EXERCISE DESCRIPTION
Pull every line of the entries that has the word "this".

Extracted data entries
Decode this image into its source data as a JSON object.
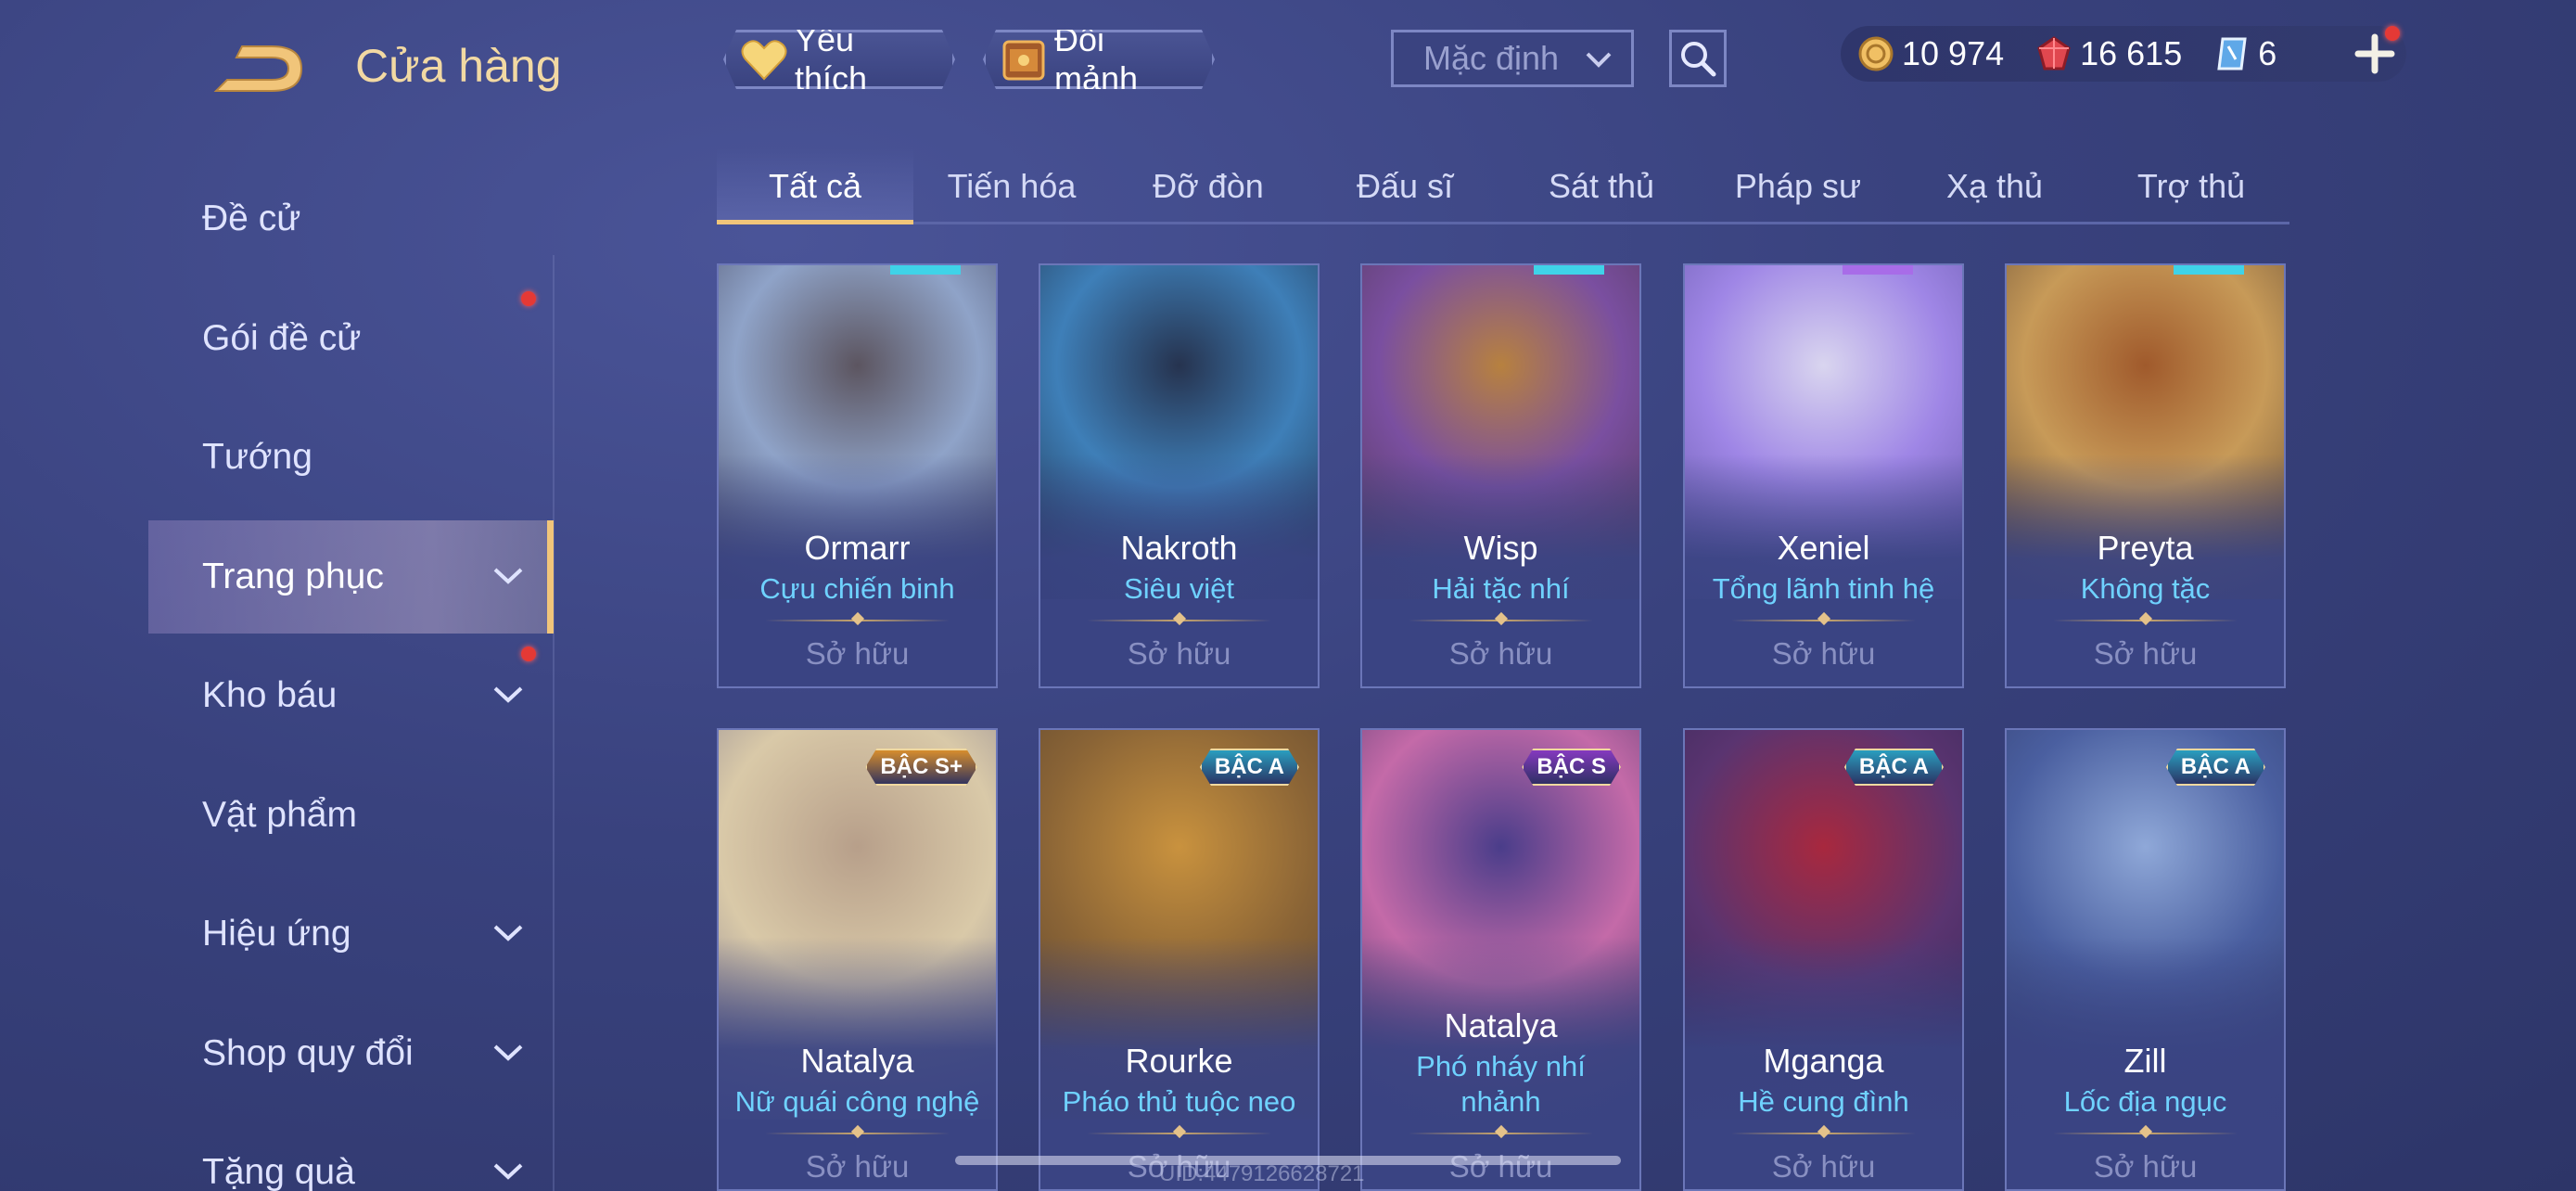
{
  "header": {
    "title": "Cửa hàng",
    "favorite_label": "Yêu thích",
    "fragment_label": "Đổi mảnh",
    "sort_value": "Mặc định"
  },
  "currency": {
    "gold": "10 974",
    "vouchers": "16 615",
    "tickets": "6"
  },
  "sidebar": {
    "items": [
      {
        "label": "Đề cử",
        "chevron": false,
        "dot": false
      },
      {
        "label": "Gói đề cử",
        "chevron": false,
        "dot": true
      },
      {
        "label": "Tướng",
        "chevron": false,
        "dot": false
      },
      {
        "label": "Trang phục",
        "chevron": true,
        "dot": false,
        "active": true
      },
      {
        "label": "Kho báu",
        "chevron": true,
        "dot": true
      },
      {
        "label": "Vật phẩm",
        "chevron": false,
        "dot": false
      },
      {
        "label": "Hiệu ứng",
        "chevron": true,
        "dot": false
      },
      {
        "label": "Shop quy đổi",
        "chevron": true,
        "dot": false
      },
      {
        "label": "Tặng quà",
        "chevron": true,
        "dot": false
      }
    ]
  },
  "tabs": [
    "Tất cả",
    "Tiến hóa",
    "Đỡ đòn",
    "Đấu sĩ",
    "Sát thủ",
    "Pháp sư",
    "Xạ thủ",
    "Trợ thủ"
  ],
  "active_tab": "Tất cả",
  "owned_label": "Sở hữu",
  "cards": [
    {
      "hero": "Ormarr",
      "skin": "Cựu chiến binh",
      "colors": [
        "#8fa3c8",
        "#5c5560",
        "#3b3950"
      ]
    },
    {
      "hero": "Nakroth",
      "skin": "Siêu việt",
      "colors": [
        "#3e7fb8",
        "#26334f",
        "#1b2438"
      ]
    },
    {
      "hero": "Wisp",
      "skin": "Hải tặc nhí",
      "colors": [
        "#7a4fa0",
        "#b7813f",
        "#4a3348"
      ]
    },
    {
      "hero": "Xeniel",
      "skin": "Tổng lãnh tinh hệ",
      "colors": [
        "#9f86e6",
        "#d9d5ef",
        "#5a4e9c"
      ]
    },
    {
      "hero": "Preyta",
      "skin": "Không tặc",
      "colors": [
        "#c79a58",
        "#a05a2c",
        "#4e3a2e"
      ]
    },
    {
      "hero": "Natalya",
      "skin": "Nữ quái công nghệ",
      "badge": "BẬC S+",
      "badge_color": "#e0922a",
      "colors": [
        "#d9c9a8",
        "#b79f8a",
        "#6a6688"
      ]
    },
    {
      "hero": "Rourke",
      "skin": "Pháo thủ tuộc neo",
      "badge": "BẬC A",
      "badge_color": "#2aa4c4",
      "colors": [
        "#8a6436",
        "#c9923e",
        "#4c3a2c"
      ]
    },
    {
      "hero": "Natalya",
      "skin": "Phó nháy nhí nhảnh",
      "badge": "BẬC S",
      "badge_color": "#8a3ac4",
      "colors": [
        "#c46aa8",
        "#4a3d8a",
        "#2c2a5c"
      ]
    },
    {
      "hero": "Mganga",
      "skin": "Hề cung đình",
      "badge": "BẬC A",
      "badge_color": "#2aa4c4",
      "colors": [
        "#5a3470",
        "#a8283e",
        "#2a2550"
      ]
    },
    {
      "hero": "Zill",
      "skin": "Lốc địa ngục",
      "badge": "BẬC A",
      "badge_color": "#2aa4c4",
      "colors": [
        "#4a5fa0",
        "#8fa8d8",
        "#2c3460"
      ]
    }
  ],
  "uid_text": "UID:4479126628721",
  "icons": {
    "back": "back-arrow-icon",
    "favorite": "heart-icon",
    "fragment": "chest-icon",
    "search": "search-icon",
    "gold": "coin-icon",
    "vouchers": "gem-icon",
    "tickets": "ticket-icon",
    "add": "plus-icon"
  }
}
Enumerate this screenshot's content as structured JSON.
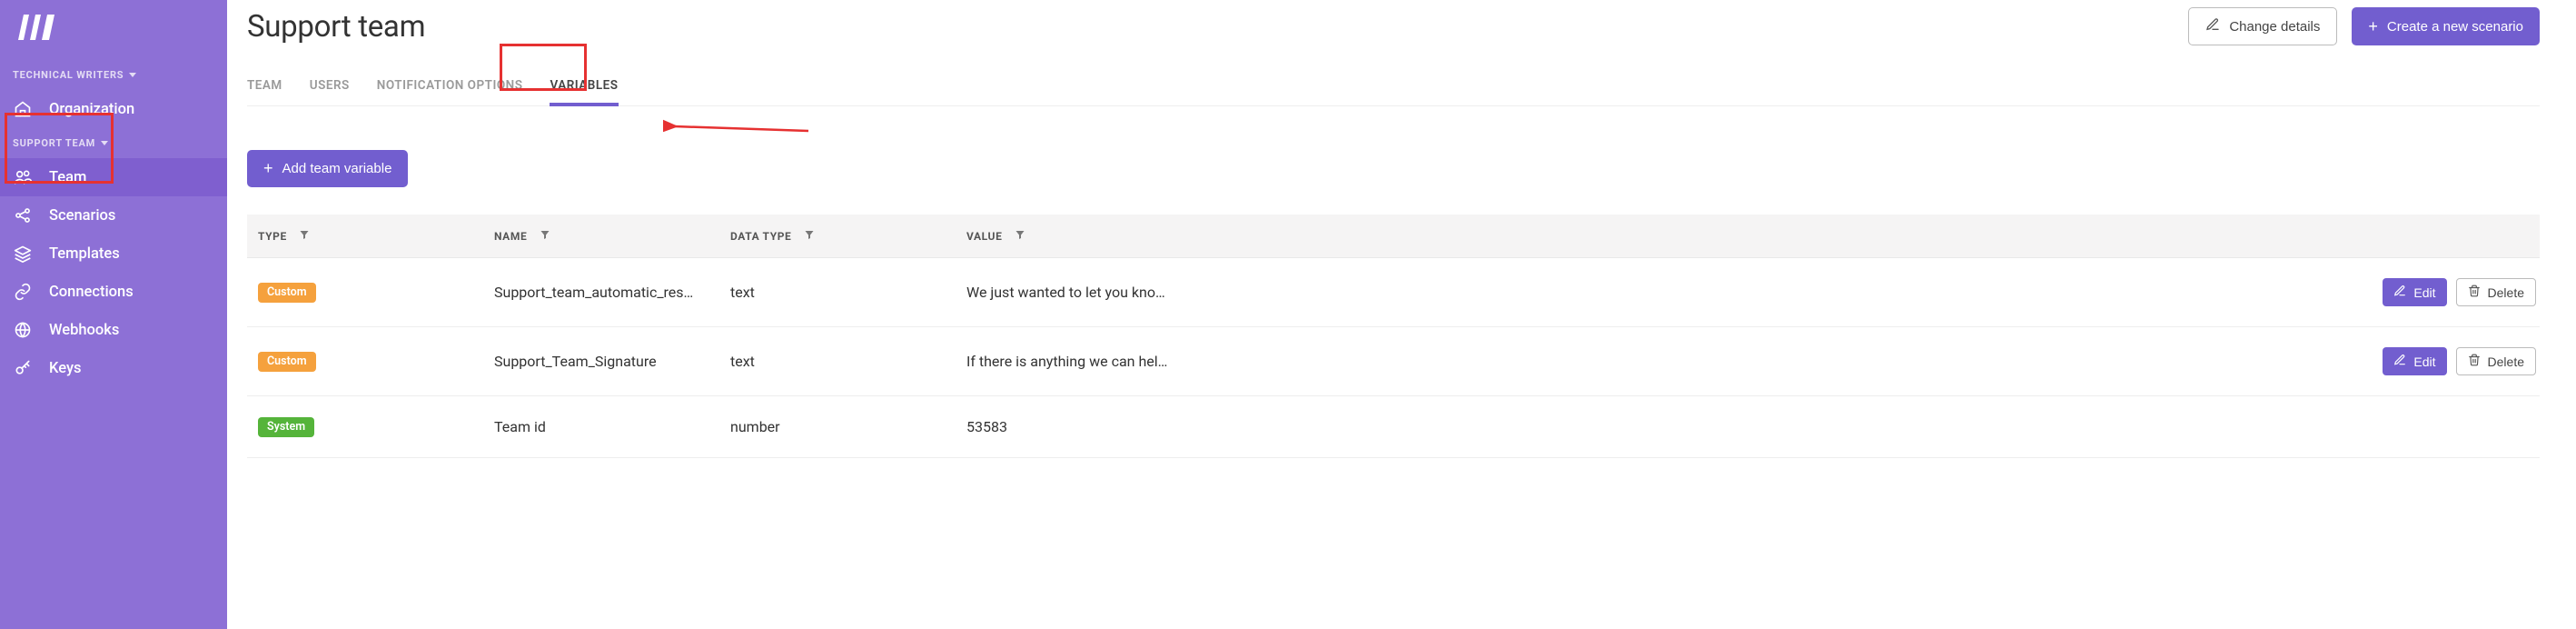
{
  "sidebar": {
    "sections": [
      {
        "label": "TECHNICAL WRITERS"
      },
      {
        "label": "SUPPORT TEAM"
      }
    ],
    "organization": "Organization",
    "items": [
      {
        "label": "Team",
        "icon": "users-icon",
        "active": true
      },
      {
        "label": "Scenarios",
        "icon": "share-icon",
        "active": false
      },
      {
        "label": "Templates",
        "icon": "layers-icon",
        "active": false
      },
      {
        "label": "Connections",
        "icon": "link-icon",
        "active": false
      },
      {
        "label": "Webhooks",
        "icon": "globe-icon",
        "active": false
      },
      {
        "label": "Keys",
        "icon": "key-icon",
        "active": false
      }
    ]
  },
  "header": {
    "title": "Support team",
    "change_details": "Change details",
    "create_scenario": "Create a new scenario"
  },
  "tabs": [
    {
      "label": "TEAM",
      "active": false
    },
    {
      "label": "USERS",
      "active": false
    },
    {
      "label": "NOTIFICATION OPTIONS",
      "active": false
    },
    {
      "label": "VARIABLES",
      "active": true
    }
  ],
  "actions": {
    "add_variable": "Add team variable",
    "edit": "Edit",
    "delete": "Delete"
  },
  "table": {
    "columns": {
      "type": "TYPE",
      "name": "NAME",
      "data_type": "DATA TYPE",
      "value": "VALUE"
    },
    "rows": [
      {
        "type": "Custom",
        "type_class": "custom",
        "name": "Support_team_automatic_res…",
        "data_type": "text",
        "value": "We just wanted to let you kno…",
        "actions": true
      },
      {
        "type": "Custom",
        "type_class": "custom",
        "name": "Support_Team_Signature",
        "data_type": "text",
        "value": "If there is anything we can hel…",
        "actions": true
      },
      {
        "type": "System",
        "type_class": "system",
        "name": "Team id",
        "data_type": "number",
        "value": "53583",
        "actions": false
      }
    ]
  }
}
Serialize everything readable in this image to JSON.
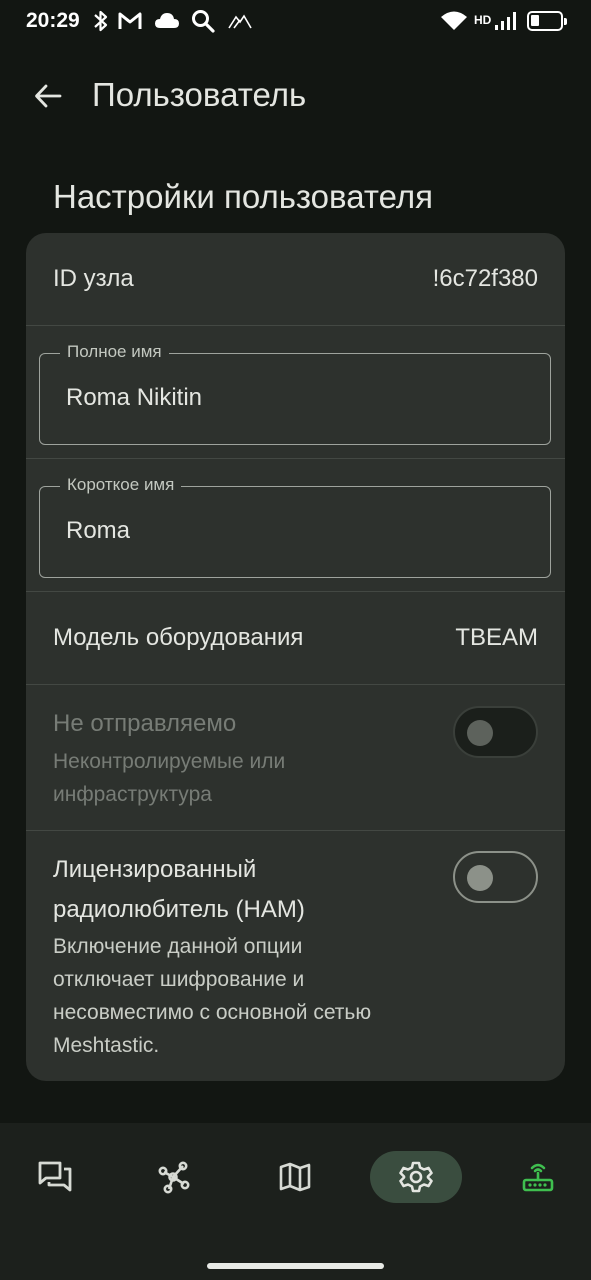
{
  "status_bar": {
    "time": "20:29",
    "network_type": "HD",
    "icons": [
      "bluetooth-icon",
      "gmail-icon",
      "cloud-icon",
      "search-icon",
      "signal-shape-icon",
      "wifi-icon",
      "cell-signal-icon",
      "battery-icon"
    ]
  },
  "app_bar": {
    "title": "Пользователь"
  },
  "section": {
    "title": "Настройки пользователя"
  },
  "node_id": {
    "label": "ID узла",
    "value": "!6c72f380"
  },
  "long_name": {
    "label": "Полное имя",
    "value": "Roma Nikitin"
  },
  "short_name": {
    "label": "Короткое имя",
    "value": "Roma"
  },
  "hardware": {
    "label": "Модель оборудования",
    "value": "TBEAM"
  },
  "unmessageable": {
    "title": "Не отправляемо",
    "description_line1": "Неконтролируемые или",
    "description_line2": "инфраструктура",
    "enabled": false,
    "disabled": true
  },
  "licensed_ham": {
    "title_line1": "Лицензированный",
    "title_line2": "радиолюбитель (HAM)",
    "description_line1": "Включение данной опции",
    "description_line2": "отключает шифрование и",
    "description_line3": "несовместимо с основной сетью",
    "description_line4": "Meshtastic.",
    "enabled": false
  },
  "bottom_nav": {
    "items": [
      {
        "icon": "messages-icon",
        "active": false
      },
      {
        "icon": "nodes-icon",
        "active": false
      },
      {
        "icon": "map-icon",
        "active": false
      },
      {
        "icon": "settings-icon",
        "active": true
      },
      {
        "icon": "connection-router-icon",
        "active": false,
        "color": "#3fbf4f"
      }
    ]
  },
  "colors": {
    "background": "#121612",
    "card": "#2d312d",
    "nav_background": "#1c201c",
    "nav_active": "#3a4d3f",
    "connected_green": "#3fbf4f"
  }
}
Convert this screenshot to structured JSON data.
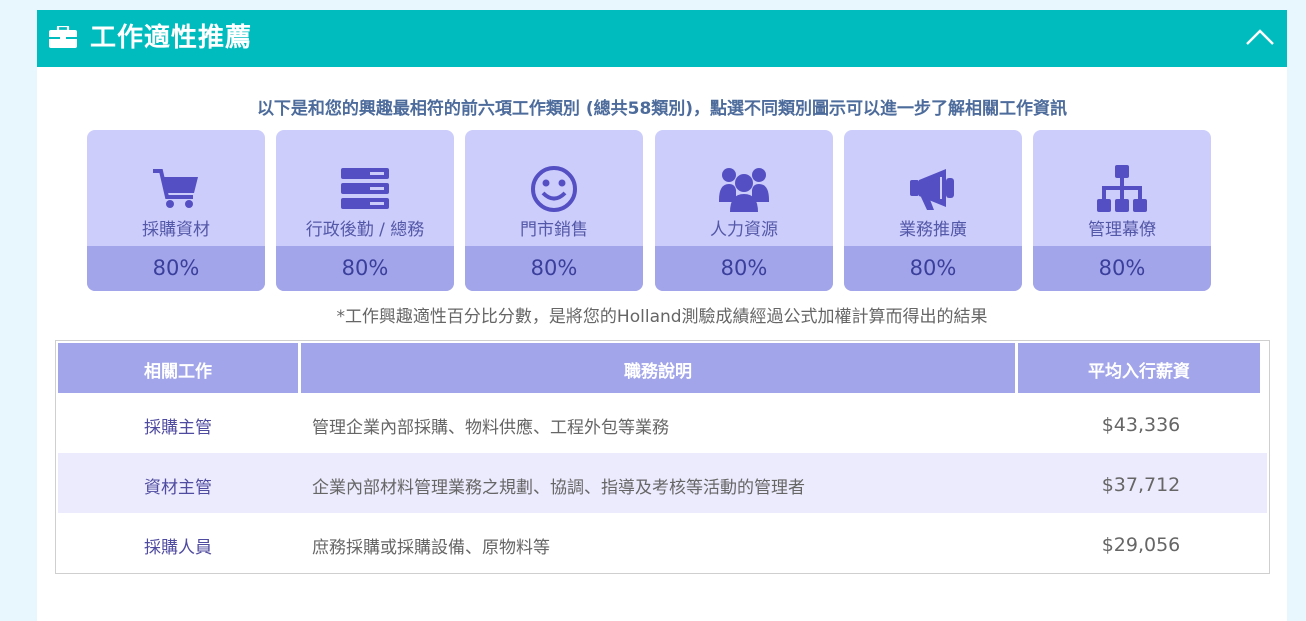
{
  "header": {
    "title": "工作適性推薦",
    "briefcase_icon": "briefcase-icon",
    "collapse_icon": "chevron-up-icon",
    "color": "#00bcbf"
  },
  "intro": "以下是和您的興趣最相符的前六項工作類別 (總共58類別)，點選不同類別圖示可以進一步了解相關工作資訊",
  "categories": [
    {
      "name": "採購資材",
      "icon": "shopping-cart-icon",
      "percent": "80%"
    },
    {
      "name": "行政後勤 / 總務",
      "icon": "server-stack-icon",
      "percent": "80%"
    },
    {
      "name": "門市銷售",
      "icon": "smile-icon",
      "percent": "80%"
    },
    {
      "name": "人力資源",
      "icon": "users-icon",
      "percent": "80%"
    },
    {
      "name": "業務推廣",
      "icon": "megaphone-icon",
      "percent": "80%"
    },
    {
      "name": "管理幕僚",
      "icon": "org-chart-icon",
      "percent": "80%"
    }
  ],
  "note": "*工作興趣適性百分比分數，是將您的Holland測驗成績經過公式加權計算而得出的結果",
  "table": {
    "headers": [
      "相關工作",
      "職務說明",
      "平均入行薪資"
    ],
    "rows": [
      {
        "job": "採購主管",
        "desc": "管理企業內部採購、物料供應、工程外包等業務",
        "salary": "$43,336"
      },
      {
        "job": "資材主管",
        "desc": "企業內部材料管理業務之規劃、協調、指導及考核等活動的管理者",
        "salary": "$37,712"
      },
      {
        "job": "採購人員",
        "desc": "庶務採購或採購設備、原物料等",
        "salary": "$29,056"
      }
    ]
  },
  "colors": {
    "card_bg": "#cccdfb",
    "card_percent_bg": "#a2a5e9",
    "icon": "#5450c4",
    "table_header": "#a2a5e9",
    "row_alt": "#ecebfd"
  }
}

TASK OUTPUT
Decode this image into its source data as a JSON object.
Enumerate this screenshot's content as structured JSON.
Serialize everything readable in this image to JSON.
Convert this screenshot to structured JSON data.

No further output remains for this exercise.